→ Task objective
Return the listing below verbatim. Pictures do not belong in the copy.

→ Data records

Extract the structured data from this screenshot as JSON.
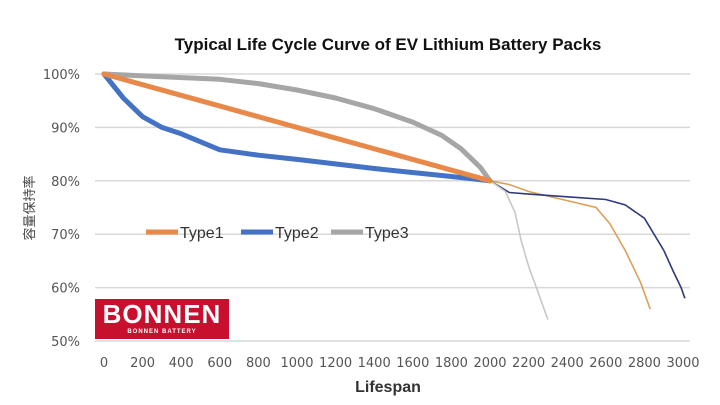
{
  "chart_data": {
    "type": "line",
    "title": "Typical Life Cycle Curve of EV Lithium Battery Packs",
    "xlabel": "Lifespan",
    "ylabel": "容量保持率",
    "xlim": [
      0,
      3000
    ],
    "ylim": [
      50,
      100
    ],
    "x_ticks": [
      "0",
      "200",
      "400",
      "600",
      "800",
      "1000",
      "1200",
      "1400",
      "1600",
      "1800",
      "2000",
      "2200",
      "2400",
      "2600",
      "2800",
      "3000"
    ],
    "y_ticks": [
      "50%",
      "60%",
      "70%",
      "80%",
      "90%",
      "100%"
    ],
    "grid": true,
    "legend_position": "middle-left",
    "series": [
      {
        "name": "Type1",
        "color": "#e8894a",
        "x": [
          0,
          2000
        ],
        "y": [
          100,
          80
        ]
      },
      {
        "name": "Type2",
        "color": "#4472c4",
        "x": [
          0,
          100,
          200,
          300,
          400,
          600,
          800,
          1000,
          1400,
          1800,
          2000
        ],
        "y": [
          100,
          95.5,
          92,
          90,
          88.8,
          85.8,
          84.8,
          84,
          82.3,
          80.8,
          80
        ]
      },
      {
        "name": "Type3",
        "color": "#a6a6a6",
        "x": [
          0,
          300,
          600,
          800,
          1000,
          1200,
          1400,
          1600,
          1750,
          1850,
          1950,
          2000
        ],
        "y": [
          100,
          99.5,
          99,
          98.2,
          97,
          95.5,
          93.5,
          91,
          88.5,
          86,
          82.5,
          80
        ]
      }
    ],
    "extension_curves": [
      {
        "color": "#d9a05b",
        "x": [
          2000,
          2100,
          2200,
          2400,
          2550,
          2620,
          2700,
          2780,
          2830
        ],
        "y": [
          80,
          79.3,
          78,
          76.3,
          75,
          72,
          67,
          61,
          56
        ]
      },
      {
        "color": "#2e3a7a",
        "x": [
          2000,
          2100,
          2200,
          2400,
          2600,
          2700,
          2800,
          2900,
          2950,
          2990,
          3010
        ],
        "y": [
          80,
          77.8,
          77.5,
          77,
          76.5,
          75.5,
          73,
          67,
          63,
          60,
          58
        ]
      },
      {
        "color": "#c8c8c8",
        "x": [
          2000,
          2080,
          2130,
          2160,
          2200,
          2250,
          2300
        ],
        "y": [
          80,
          78,
          74,
          69,
          64,
          59,
          54
        ]
      }
    ]
  },
  "logo": {
    "text": "BONNEN",
    "subtext": "BONNEN BATTERY"
  }
}
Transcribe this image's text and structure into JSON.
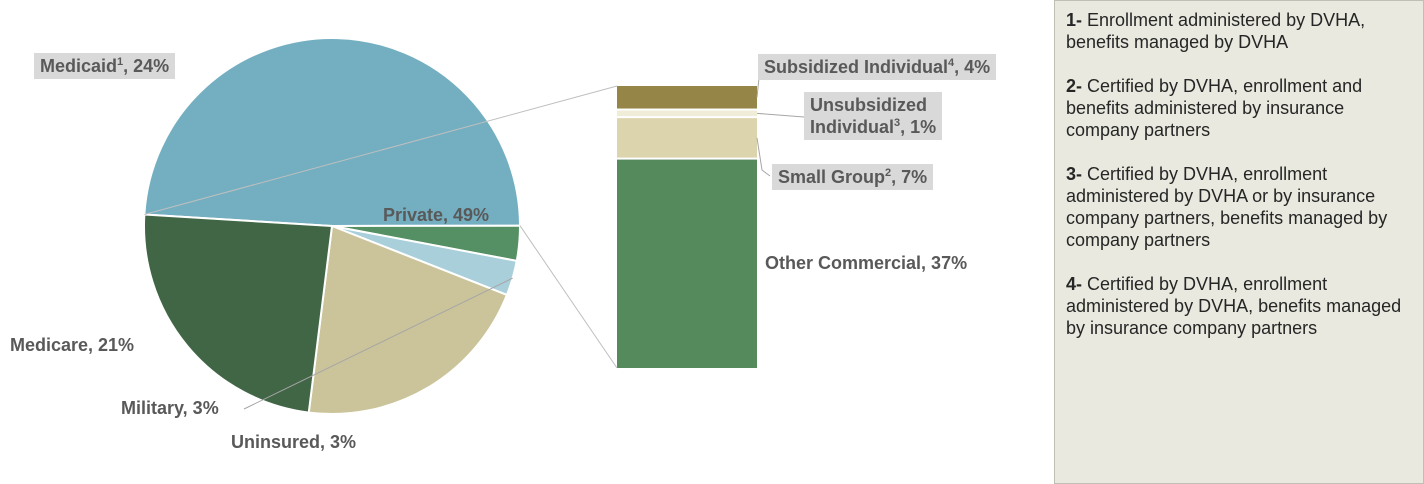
{
  "chart_data": {
    "type": "pie",
    "title": "",
    "pie": {
      "slices": [
        {
          "name": "Private",
          "label": "Private, 49%",
          "value": 49,
          "color": "#73afc1"
        },
        {
          "name": "Uninsured",
          "label": "Uninsured, 3%",
          "value": 3,
          "color": "#549063"
        },
        {
          "name": "Military",
          "label": "Military, 3%",
          "value": 3,
          "color": "#a9cfda"
        },
        {
          "name": "Medicare",
          "label": "Medicare, 21%",
          "value": 21,
          "color": "#cbc49a"
        },
        {
          "name": "Medicaid",
          "label": "Medicaid",
          "sup": "1",
          "pct": ", 24%",
          "value": 24,
          "color": "#416645"
        }
      ]
    },
    "breakdown_of": "Private",
    "bar": {
      "segments": [
        {
          "name": "Subsidized Individual",
          "label": "Subsidized Individual",
          "sup": "4",
          "pct": ", 4%",
          "value": 4,
          "color": "#958547"
        },
        {
          "name": "Unsubsidized Individual",
          "label_line1": "Unsubsidized",
          "label_line2": "Individual",
          "sup": "3",
          "pct": ", 1%",
          "value": 1,
          "color": "#efecd8"
        },
        {
          "name": "Small Group",
          "label": "Small Group",
          "sup": "2",
          "pct": ", 7%",
          "value": 7,
          "color": "#dcd4ac"
        },
        {
          "name": "Other Commercial",
          "label": "Other Commercial, 37%",
          "value": 37,
          "color": "#558a5d"
        }
      ]
    },
    "legend": "none"
  },
  "notes": [
    {
      "num": "1-",
      "text": " Enrollment administered by DVHA, benefits managed by DVHA"
    },
    {
      "num": "2-",
      "text": " Certified by DVHA, enrollment and benefits administered by insurance company partners"
    },
    {
      "num": "3-",
      "text": " Certified by DVHA, enrollment administered by DVHA or by insurance company partners, benefits managed by company partners"
    },
    {
      "num": "4-",
      "text": " Certified by DVHA, enrollment administered by DVHA, benefits managed by insurance company partners"
    }
  ]
}
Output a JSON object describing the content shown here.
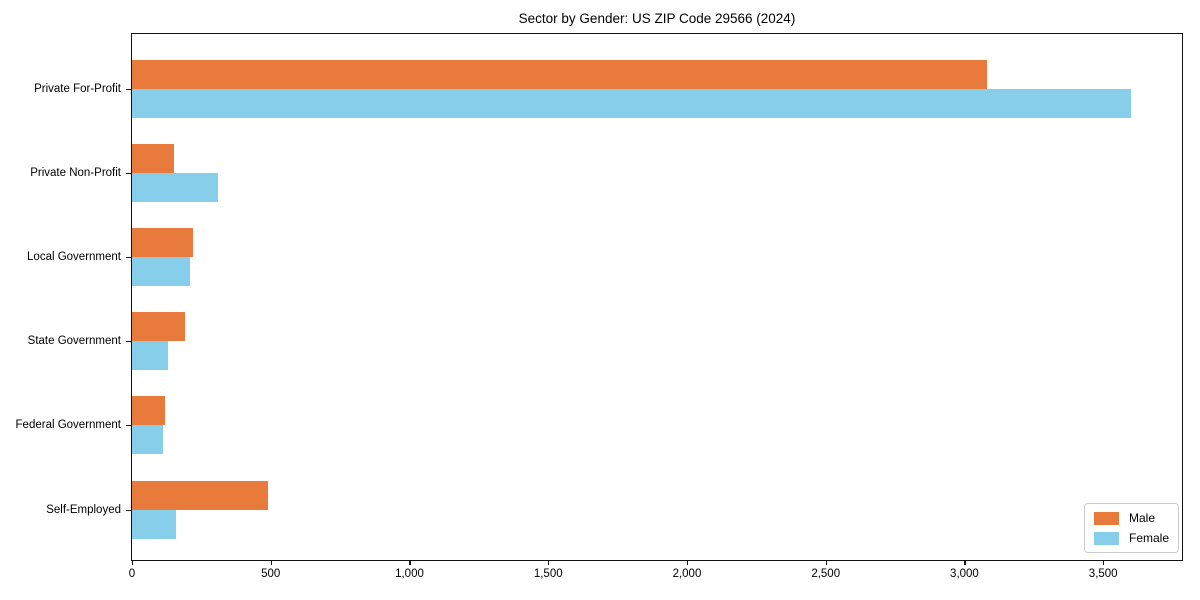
{
  "title": "Sector by Gender: US ZIP Code 29566 (2024)",
  "chart_data": {
    "type": "bar",
    "orientation": "horizontal",
    "title": "Sector by Gender: US ZIP Code 29566 (2024)",
    "categories": [
      "Private For-Profit",
      "Private Non-Profit",
      "Local Government",
      "State Government",
      "Federal Government",
      "Self-Employed"
    ],
    "series": [
      {
        "name": "Male",
        "color": "#E87A3C",
        "values": [
          3080,
          150,
          220,
          190,
          120,
          490
        ]
      },
      {
        "name": "Female",
        "color": "#87CEEB",
        "values": [
          3600,
          310,
          210,
          130,
          110,
          160
        ]
      }
    ],
    "xlim": [
      0,
      3784
    ],
    "x_ticks": [
      0,
      500,
      1000,
      1500,
      2000,
      2500,
      3000,
      3500
    ],
    "x_tick_labels": [
      "0",
      "500",
      "1,000",
      "1,500",
      "2,000",
      "2,500",
      "3,000",
      "3,500"
    ],
    "xlabel": "",
    "ylabel": "",
    "grid": false,
    "legend_position": "lower right"
  },
  "legend": {
    "items": [
      {
        "label": "Male",
        "color": "#E87A3C"
      },
      {
        "label": "Female",
        "color": "#87CEEB"
      }
    ]
  }
}
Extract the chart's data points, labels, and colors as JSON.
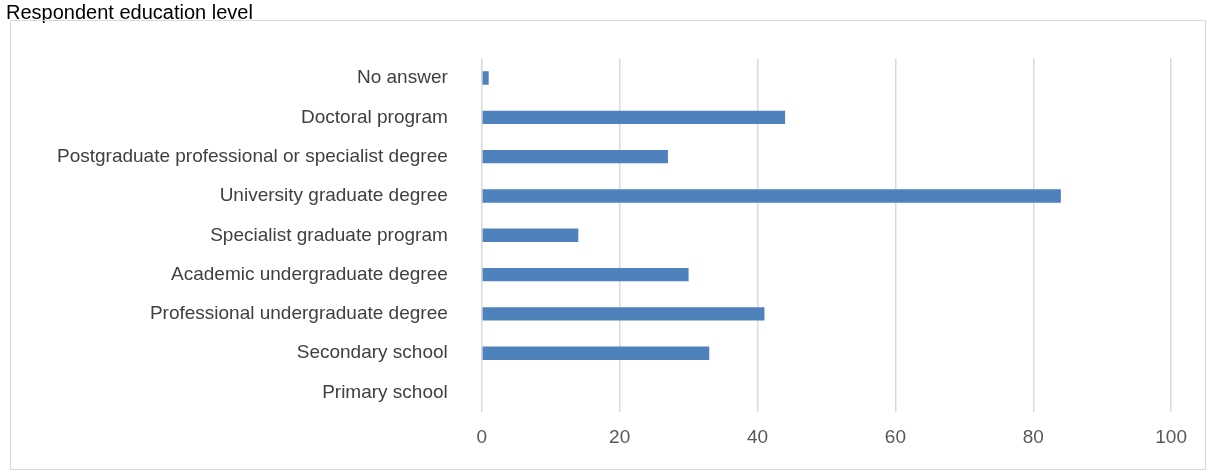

→ Solution for this problem
Extract the structured data from this screenshot as JSON.
{
  "chart_data": {
    "type": "line",
    "title": "Typical Life Cycle Curve of EV Lithium Battery Packs",
    "xlabel": "Lifespan",
    "ylabel": "容量保持率",
    "xlim": [
      0,
      3000
    ],
    "ylim": [
      50,
      100
    ],
    "x_ticks": [
      "0",
      "200",
      "400",
      "600",
      "800",
      "1000",
      "1200",
      "1400",
      "1600",
      "1800",
      "2000",
      "2200",
      "2400",
      "2600",
      "2800",
      "3000"
    ],
    "y_ticks": [
      "50%",
      "60%",
      "70%",
      "80%",
      "90%",
      "100%"
    ],
    "grid": true,
    "legend_position": "middle-left",
    "series": [
      {
        "name": "Type1",
        "color": "#e8894a",
        "x": [
          0,
          2000
        ],
        "y": [
          100,
          80
        ]
      },
      {
        "name": "Type2",
        "color": "#4472c4",
        "x": [
          0,
          100,
          200,
          300,
          400,
          600,
          800,
          1000,
          1400,
          1800,
          2000
        ],
        "y": [
          100,
          95.5,
          92,
          90,
          88.8,
          85.8,
          84.8,
          84,
          82.3,
          80.8,
          80
        ]
      },
      {
        "name": "Type3",
        "color": "#a6a6a6",
        "x": [
          0,
          300,
          600,
          800,
          1000,
          1200,
          1400,
          1600,
          1750,
          1850,
          1950,
          2000
        ],
        "y": [
          100,
          99.5,
          99,
          98.2,
          97,
          95.5,
          93.5,
          91,
          88.5,
          86,
          82.5,
          80
        ]
      }
    ],
    "extension_curves": [
      {
        "color": "#d9a05b",
        "x": [
          2000,
          2100,
          2200,
          2400,
          2550,
          2620,
          2700,
          2780,
          2830
        ],
        "y": [
          80,
          79.3,
          78,
          76.3,
          75,
          72,
          67,
          61,
          56
        ]
      },
      {
        "color": "#2e3a7a",
        "x": [
          2000,
          2100,
          2200,
          2400,
          2600,
          2700,
          2800,
          2900,
          2950,
          2990,
          3010
        ],
        "y": [
          80,
          77.8,
          77.5,
          77,
          76.5,
          75.5,
          73,
          67,
          63,
          60,
          58
        ]
      },
      {
        "color": "#c8c8c8",
        "x": [
          2000,
          2080,
          2130,
          2160,
          2200,
          2250,
          2300
        ],
        "y": [
          80,
          78,
          74,
          69,
          64,
          59,
          54
        ]
      }
    ]
  },
  "logo": {
    "text": "BONNEN",
    "subtext": "BONNEN BATTERY"
  }
}
Transcribe this image's text and structure into JSON.
{
  "chart_data": {
    "type": "pie",
    "title": "",
    "pie": {
      "slices": [
        {
          "name": "Private",
          "label": "Private, 49%",
          "value": 49,
          "color": "#73afc1"
        },
        {
          "name": "Uninsured",
          "label": "Uninsured, 3%",
          "value": 3,
          "color": "#549063"
        },
        {
          "name": "Military",
          "label": "Military, 3%",
          "value": 3,
          "color": "#a9cfda"
        },
        {
          "name": "Medicare",
          "label": "Medicare, 21%",
          "value": 21,
          "color": "#cbc49a"
        },
        {
          "name": "Medicaid",
          "label": "Medicaid",
          "sup": "1",
          "pct": ", 24%",
          "value": 24,
          "color": "#416645"
        }
      ]
    },
    "breakdown_of": "Private",
    "bar": {
      "segments": [
        {
          "name": "Subsidized Individual",
          "label": "Subsidized Individual",
          "sup": "4",
          "pct": ", 4%",
          "value": 4,
          "color": "#958547"
        },
        {
          "name": "Unsubsidized Individual",
          "label_line1": "Unsubsidized",
          "label_line2": "Individual",
          "sup": "3",
          "pct": ", 1%",
          "value": 1,
          "color": "#efecd8"
        },
        {
          "name": "Small Group",
          "label": "Small Group",
          "sup": "2",
          "pct": ", 7%",
          "value": 7,
          "color": "#dcd4ac"
        },
        {
          "name": "Other Commercial",
          "label": "Other Commercial, 37%",
          "value": 37,
          "color": "#558a5d"
        }
      ]
    },
    "legend": "none"
  },
  "notes": [
    {
      "num": "1-",
      "text": " Enrollment administered by DVHA, benefits managed by DVHA"
    },
    {
      "num": "2-",
      "text": " Certified by DVHA, enrollment and benefits administered by insurance company partners"
    },
    {
      "num": "3-",
      "text": " Certified by DVHA, enrollment administered by DVHA or by insurance company partners, benefits managed by company partners"
    },
    {
      "num": "4-",
      "text": " Certified by DVHA, enrollment administered by DVHA, benefits managed by insurance company partners"
    }
  ]
}
Output a JSON object describing the content shown here.
{
  "title": "Sector by Gender: US ZIP Code 29566 (2024)",
  "chart_data": {
    "type": "bar",
    "orientation": "horizontal",
    "title": "Sector by Gender: US ZIP Code 29566 (2024)",
    "categories": [
      "Private For-Profit",
      "Private Non-Profit",
      "Local Government",
      "State Government",
      "Federal Government",
      "Self-Employed"
    ],
    "series": [
      {
        "name": "Male",
        "color": "#E87A3C",
        "values": [
          3080,
          150,
          220,
          190,
          120,
          490
        ]
      },
      {
        "name": "Female",
        "color": "#87CEEB",
        "values": [
          3600,
          310,
          210,
          130,
          110,
          160
        ]
      }
    ],
    "xlim": [
      0,
      3784
    ],
    "x_ticks": [
      0,
      500,
      1000,
      1500,
      2000,
      2500,
      3000,
      3500
    ],
    "x_tick_labels": [
      "0",
      "500",
      "1,000",
      "1,500",
      "2,000",
      "2,500",
      "3,000",
      "3,500"
    ],
    "xlabel": "",
    "ylabel": "",
    "grid": false,
    "legend_position": "lower right"
  },
  "legend": {
    "items": [
      {
        "label": "Male",
        "color": "#E87A3C"
      },
      {
        "label": "Female",
        "color": "#87CEEB"
      }
    ]
  }
}
Extract the chart's data points, labels, and colors as JSON.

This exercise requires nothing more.